— BEGIN Document passage —

Rendered on the 18th day of March, 2016.

MATHIAS H. HECK, JR., by KIRSTEN A. BRANDT, Atty. Reg. No. 0070162, Assistant Prosecuting Attorney, Montgomery County Prosecutor’s Office, Appellate Division, Montgomery County Courts Building, 301 West Third Street, Dayton, Ohio 45422 Attorney for Plaintiff-Appellee

DARREN D. TAYLOR, Inmate No. 685-345, Lebanon Correctional Institution, 3791 State Route 63, P.O. Box 56, Lebanon, Ohio 45036 Defendant-Appellant-Pro Se

.............

WELBAUM, J.

{¶ 1} In this case, Defendant-Appellant, Darren Taylor, appeals pro se from a trial

court decision denying Taylor’s motion for a copy of his complete court file and transcript -2-

of proceedings. In support of his appeal, Taylor contends that the trial court abused its

discretion and unconstitutionally denied him access to the courts when it overruled his

motion.

{¶ 2} We conclude that the trial court did not err in denying Taylor’s request. A

free copy of the trial transcript was made available during Taylor’s direct appeal, and if

Taylor wanted an additional copy, he was required to pay for it. Furthermore, the

appropriate method of requesting public records is through a mandamus action. Even if

Appellant’s request could be construed as a mandamus action (which it was not), the trial

court properly denied his request, because a defendant may not seek information under

R.C. 149.43 to support a post-conviction petition. Accordingly, the judgment of the trial

court will be affirmed.

I. Facts and Course of Proceedings

{¶ 3} In May 2013, Taylor was convicted and sentenced on two counts of murder

and accompanying firearm specifications following a five-day jury trial. Taylor was then

sentenced to an aggregate prison term of thirty-six years to life. Taylor appealed from

his conviction and sentence, and we affirmed the judgment of the trial court on June 13,

2014. See State v. Taylor, 2d Dist. Montgomery No. 25764, 2014-Ohio-2550.

— END Document passage —
— BEGIN Data block —

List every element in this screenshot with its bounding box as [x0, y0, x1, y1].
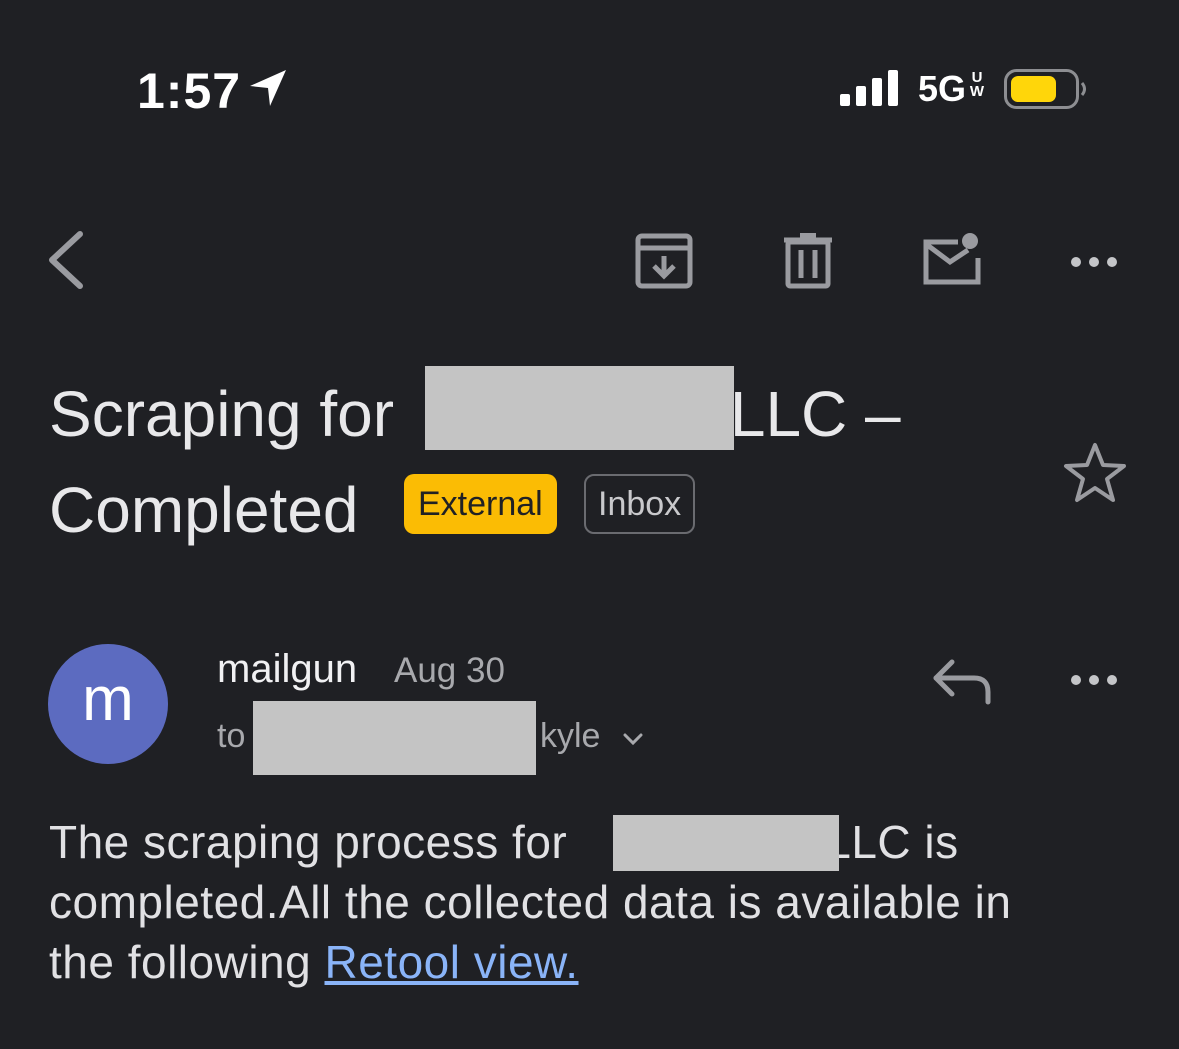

— END Data block —

**Aim:**
Continue the court opinion on Taylor's appeal from its last sentence. The data has nothing to do with what comes next.

**Result of this task:**
{¶ 4} On June 17, 2014, Taylor filed a motion with the trial court, seeking a

complete copy of his court file and transcripts of the proceedings, at State expense. On

July 2, 2014, the trial court denied the motion as moot, noting that the court had appointed

appellate counsel for Taylor on May 31, 2013, and that the transcript of the proceedings

had been filed with our court on September 19, 2013. Taylor filed a pro se notice of

appeal from this decision on July 25, 2014. -3-

{¶ 5} In September 2014, we issued a show cause order, asking Taylor to show

cause why the appeal should not be dismissed for lack of a final appealable order. After

Taylor responded, we dismissed the appeal on December 12, 2014, for lack of a final

appealable order. We subsequently granted Taylor’s motion for reconsideration, and

reinstated the appeal on July 1, 2015. Both the State and Taylor have now filed briefs

regarding this matter, and the case is ready for disposition.

II. The Trial Court’s Alleged Abuse of Discretion

{¶ 6} Taylor’s sole assignment of error states that:

[The] Trial Court Abused Its Discretion and Denied Pro Se Appellant

His Fundamental and Constitutionally Protected Rights of Access to the

Courts When It Denied Pro Se Appellant a Complete Copy of Court File and

Transcripts for Pro Se Appellant to Seek State and Federal Post-Conviction

Relief.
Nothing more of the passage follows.